**WHAT TO PRODUCE**:
Extract every line of the material below and reproduce it faithfully.

**RECORDS SUPPLIED**:
▼

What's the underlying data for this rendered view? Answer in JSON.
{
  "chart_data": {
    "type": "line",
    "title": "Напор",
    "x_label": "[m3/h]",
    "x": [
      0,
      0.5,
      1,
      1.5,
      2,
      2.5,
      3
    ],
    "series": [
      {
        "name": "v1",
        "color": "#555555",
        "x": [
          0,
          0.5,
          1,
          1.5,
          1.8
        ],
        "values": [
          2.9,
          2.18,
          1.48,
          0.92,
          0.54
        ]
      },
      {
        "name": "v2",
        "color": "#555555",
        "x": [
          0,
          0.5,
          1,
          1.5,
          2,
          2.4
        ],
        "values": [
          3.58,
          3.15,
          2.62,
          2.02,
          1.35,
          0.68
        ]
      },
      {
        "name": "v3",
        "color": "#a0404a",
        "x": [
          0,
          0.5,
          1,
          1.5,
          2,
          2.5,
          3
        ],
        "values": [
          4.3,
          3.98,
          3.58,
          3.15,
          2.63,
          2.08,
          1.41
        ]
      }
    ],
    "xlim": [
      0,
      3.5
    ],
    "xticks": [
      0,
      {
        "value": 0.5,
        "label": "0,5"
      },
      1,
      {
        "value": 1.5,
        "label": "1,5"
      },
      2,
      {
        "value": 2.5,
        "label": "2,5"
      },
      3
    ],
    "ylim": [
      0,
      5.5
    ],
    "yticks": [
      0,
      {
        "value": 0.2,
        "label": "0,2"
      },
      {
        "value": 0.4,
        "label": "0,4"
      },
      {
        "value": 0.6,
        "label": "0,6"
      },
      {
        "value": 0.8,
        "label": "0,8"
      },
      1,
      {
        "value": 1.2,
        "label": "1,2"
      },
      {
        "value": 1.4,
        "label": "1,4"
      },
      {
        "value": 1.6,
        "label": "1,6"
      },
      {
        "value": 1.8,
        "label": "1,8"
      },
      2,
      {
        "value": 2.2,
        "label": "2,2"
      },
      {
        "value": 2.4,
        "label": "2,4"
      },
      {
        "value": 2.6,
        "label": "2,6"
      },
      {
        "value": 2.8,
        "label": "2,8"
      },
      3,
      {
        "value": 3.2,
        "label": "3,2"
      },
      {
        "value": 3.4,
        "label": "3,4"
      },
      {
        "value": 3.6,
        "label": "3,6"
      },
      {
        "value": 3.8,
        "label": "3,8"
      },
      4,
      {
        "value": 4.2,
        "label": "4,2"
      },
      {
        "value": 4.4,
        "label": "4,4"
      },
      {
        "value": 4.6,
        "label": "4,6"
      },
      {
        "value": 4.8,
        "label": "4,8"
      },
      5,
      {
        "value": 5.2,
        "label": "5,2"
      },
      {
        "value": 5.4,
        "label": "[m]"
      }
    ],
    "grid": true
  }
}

▲

**RESULT FOR THIS EXERCISE**:
What's the underlying data for this rendered view? Answer in JSON.
{
  "chart_data": {
    "type": "line",
    "title": "Напор",
    "x_label": "[m3/h]",
    "x": [
      0,
      0.5,
      1,
      1.5,
      2,
      2.5,
      3
    ],
    "series": [
      {
        "name": "v1",
        "color": "#555555",
        "x": [
          0,
          0.5,
          1,
          1.5,
          1.8
        ],
        "values": [
          2.9,
          2.18,
          1.48,
          0.92,
          0.54
        ]
      },
      {
        "name": "v2",
        "color": "#555555",
        "x": [
          0,
          0.5,
          1,
          1.5,
          2,
          2.4
        ],
        "values": [
          3.58,
          3.15,
          2.62,
          2.02,
          1.35,
          0.68
        ]
      },
      {
        "name": "v3",
        "color": "#a0404a",
        "x": [
          0,
          0.5,
          1,
          1.5,
          2,
          2.5,
          3
        ],
        "values": [
          4.3,
          3.98,
          3.58,
          3.15,
          2.63,
          2.08,
          1.41
        ]
      }
    ],
    "xlim": [
      0,
      3.5
    ],
    "xticks": [
      0,
      {
        "value": 0.5,
        "label": "0,5"
      },
      1,
      {
        "value": 1.5,
        "label": "1,5"
      },
      2,
      {
        "value": 2.5,
        "label": "2,5"
      },
      3
    ],
    "ylim": [
      0,
      5.5
    ],
    "yticks": [
      0,
      {
        "value": 0.2,
        "label": "0,2"
      },
      {
        "value": 0.4,
        "label": "0,4"
      },
      {
        "value": 0.6,
        "label": "0,6"
      },
      {
        "value": 0.8,
        "label": "0,8"
      },
      1,
      {
        "value": 1.2,
        "label": "1,2"
      },
      {
        "value": 1.4,
        "label": "1,4"
      },
      {
        "value": 1.6,
        "label": "1,6"
      },
      {
        "value": 1.8,
        "label": "1,8"
      },
      2,
      {
        "value": 2.2,
        "label": "2,2"
      },
      {
        "value": 2.4,
        "label": "2,4"
      },
      {
        "value": 2.6,
        "label": "2,6"
      },
      {
        "value": 2.8,
        "label": "2,8"
      },
      3,
      {
        "value": 3.2,
        "label": "3,2"
      },
      {
        "value": 3.4,
        "label": "3,4"
      },
      {
        "value": 3.6,
        "label": "3,6"
      },
      {
        "value": 3.8,
        "label": "3,8"
      },
      4,
      {
        "value": 4.2,
        "label": "4,2"
      },
      {
        "value": 4.4,
        "label": "4,4"
      },
      {
        "value": 4.6,
        "label": "4,6"
      },
      {
        "value": 4.8,
        "label": "4,8"
      },
      5,
      {
        "value": 5.2,
        "label": "5,2"
      },
      {
        "value": 5.4,
        "label": "[m]"
      }
    ],
    "grid": true
  }
}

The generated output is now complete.